Dataset entries
— START —

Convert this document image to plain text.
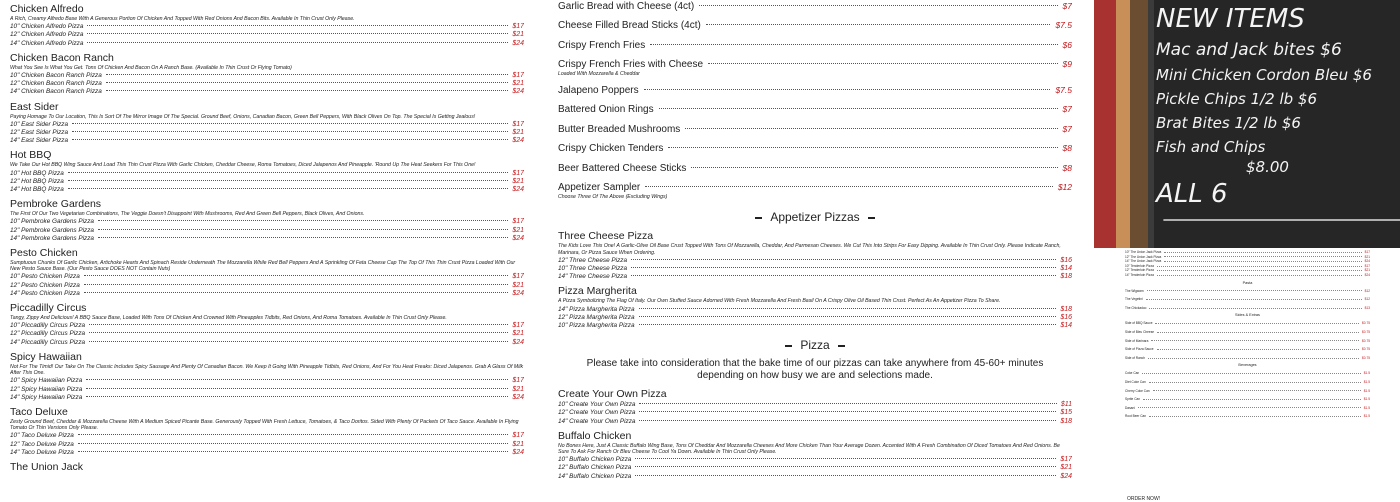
Chicken Alfredo
A Rich, Creamy Alfredo Base With A Generous Portion Of Chicken And Topped With Red Onions And Bacon Bits. Available In Thin Crust Only Please.
10" Chicken Alfredo Pizza	$17
12" Chicken Alfredo Pizza	$21
14" Chicken Alfredo Pizza	$24
Chicken Bacon Ranch
What You See Is What You Get. Tons Of Chicken And Bacon On A Ranch Base. (Available In Thin Crust Or Flying Tomato)
10" Chicken Bacon Ranch Pizza	$17
12" Chicken Bacon Ranch Pizza	$21
14" Chicken Bacon Ranch Pizza	$24
East Sider
Paying Homage To Our Location, This Is Sort Of The Mirror Image Of The Special. Ground Beef, Onions, Canadian Bacon, Green Bell Peppers, With Black Olives On Top. The Special Is Getting Jealous!
10" East Sider Pizza	$17
12" East Sider Pizza	$21
14" East Sider Pizza	$24
Hot BBQ
We Take Our Hot BBQ Wing Sauce And Load This Thin Crust Pizza With Garlic Chicken, Cheddar Cheese, Roma Tomatoes, Diced Jalapenos And Pineapple. 'Round Up The Heat Seekers For This One!
10" Hot BBQ Pizza	$17
12" Hot BBQ Pizza	$21
14" Hot BBQ Pizza	$24
Pembroke Gardens
The First Of Our Two Vegetarian Combinations, The Veggie Doesn't Disappoint With Mushrooms, Red And Green Bell Peppers, Black Olives, And Onions.
10" Pembroke Gardens Pizza	$17
12" Pembroke Gardens Pizza	$21
14" Pembroke Gardens Pizza	$24
Pesto Chicken
Sumptuous Chunks Of Garlic Chicken, Artichoke Hearts And Spinach Reside Underneath The Mozzarella While Red Bell Peppers And A Sprinkling Of Feta Cheese Cap The Top Of This Thin Crust Pizza Loaded With Our New Pesto Sauce Base. (Our Pesto Sauce DOES NOT Contain Nuts)
10" Pesto Chicken Pizza	$17
12" Pesto Chicken Pizza	$21
14" Pesto Chicken Pizza	$24
Piccadilly Circus
Tangy, Zippy And Delicious! A BBQ Sauce Base, Loaded With Tons Of Chicken And Crowned With Pineapples Tidbits, Red Onions, And Roma Tomatoes. Available In Thin Crust Only Please.
10" Piccadilly Circus Pizza	$17
12" Piccadilly Circus Pizza	$21
14" Piccadilly Circus Pizza	$24
Spicy Hawaiian
Not For The Timid! Our Take On The Classic Includes Spicy Sausage And Plenty Of Canadian Bacon. We Keep It Going With Pineapple Tidbits, Red Onions, And For You Heat Freaks: Diced Jalapenos. Grab A Glass Of Milk After This One.
10" Spicy Hawaiian Pizza	$17
12" Spicy Hawaiian Pizza	$21
14" Spicy Hawaiian Pizza	$24
Taco Deluxe
Zesty Ground Beef, Cheddar & Mozzarella Cheese With A Medium Spiced Picante Base. Generously Topped With Fresh Lettuce, Tomatoes, & Taco Doritos. Sided With Plenty Of Packets Of Taco Sauce. Available In Flying Tomato Or Thin Versions Only Please.
10" Taco Deluxe Pizza	$17
12" Taco Deluxe Pizza	$21
14" Taco Deluxe Pizza	$24
The Union Jack
Garlic Bread with Cheese (4ct)	$7
Cheese Filled Bread Sticks (4ct)	$7.5
Crispy French Fries	$6
Crispy French Fries with Cheese	$9
Loaded With Mozzarella & Cheddar
Jalapeno Poppers	$7.5
Battered Onion Rings	$7
Butter Breaded Mushrooms	$7
Crispy Chicken Tenders	$8
Beer Battered Cheese Sticks	$8
Appetizer Sampler	$12
Choose Three Of The Above (Excluding Wings)
Appetizer Pizzas
Three Cheese Pizza
The Kids Love This One! A Garlic-Olive Oil Base Crust Topped With Tons Of Mozzarella, Cheddar, And Parmesan Cheeses. We Cut This Into Strips For Easy Dipping. Available In Thin Crust Only. Please Indicate Ranch, Marinara, Or Pizza Sauce When Ordering.
12" Three Cheese Pizza	$16
10" Three Cheese Pizza	$14
14" Three Cheese Pizza	$18
Pizza Margherita
A Pizza Symbolizing The Flag Of Italy. Our Own Stuffed Sauce Adorned With Fresh Mozzarella And Fresh Basil On A Crispy Olive Oil Based Thin Crust. Perfect As An Appetizer Pizza To Share.
14" Pizza Margherita Pizza	$18
12" Pizza Margherita Pizza	$16
10" Pizza Margherita Pizza	$14
Pizza
Please take into consideration that the bake time of our pizzas can take anywhere from 45-60+ minutes depending on how busy we are and selections made.
Create Your Own Pizza
10" Create Your Own Pizza	$11
12" Create Your Own Pizza	$15
14" Create Your Own Pizza	$18
Buffalo Chicken
No Bones Here, Just A Classic Buffalo Wing Base, Tons Of Cheddar And Mozzarella Cheeses And More Chicken Than Your Average Dozen. Accented With A Fresh Combination Of Diced Tomatoes And Red Onions. Be Sure To Ask For Ranch Or Bleu Cheese To Cool Ya Down. Available In Thin Crust Only Please.
10" Buffalo Chicken Pizza	$17
12" Buffalo Chicken Pizza	$21
14" Buffalo Chicken Pizza	$24
NEW ITEMS
Mac and Jack bites $6
Mini Chicken Cordon Bleu $6
Pickle Chips 1/2 lb $6
Brat Bites 1/2 lb $6
Fish and Chips
$8.00
ALL 6
10" The Union Jack Pizza	$17
12" The Union Jack Pizza	$21
14" The Union Jack Pizza	$24
10" Tenderloin Pizza	$17
12" Tenderloin Pizza	$21
14" Tenderloin Pizza	$24
Pasta
The Wigwam	$12
The Vegetini	$12
The Chickadoo	$13
Sides & Extras
Side of BBQ Sauce	$0.75
Side of Bleu Cheese	$0.75
Side of Marinara	$0.75
Side of Pizza Sauce	$0.75
Side of Ranch	$0.75
Beverages
Coke Can	$1.5
Diet Coke Can	$1.5
Cherry Coke Can	$1.5
Sprite Can	$1.5
Dasani	$1.5
Root Beer Can	$1.5
ORDER NOW!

— END —

### [The exercise]
Locate all lines holding the word "Heat", then copy them out.

### [Task response]
We Take Our Hot BBQ Wing Sauce And Load This Thin Crust Pizza With Garlic Chicken, Cheddar Cheese, Roma Tomatoes, Diced Jalapenos And Pineapple. 'Round Up The Heat Seekers For This One!
Not For The Timid! Our Take On The Classic Includes Spicy Sausage And Plenty Of Canadian Bacon. We Keep It Going With Pineapple Tidbits, Red Onions, And For You Heat Freaks: Diced Jalapenos. Grab A Glass Of Milk After This One.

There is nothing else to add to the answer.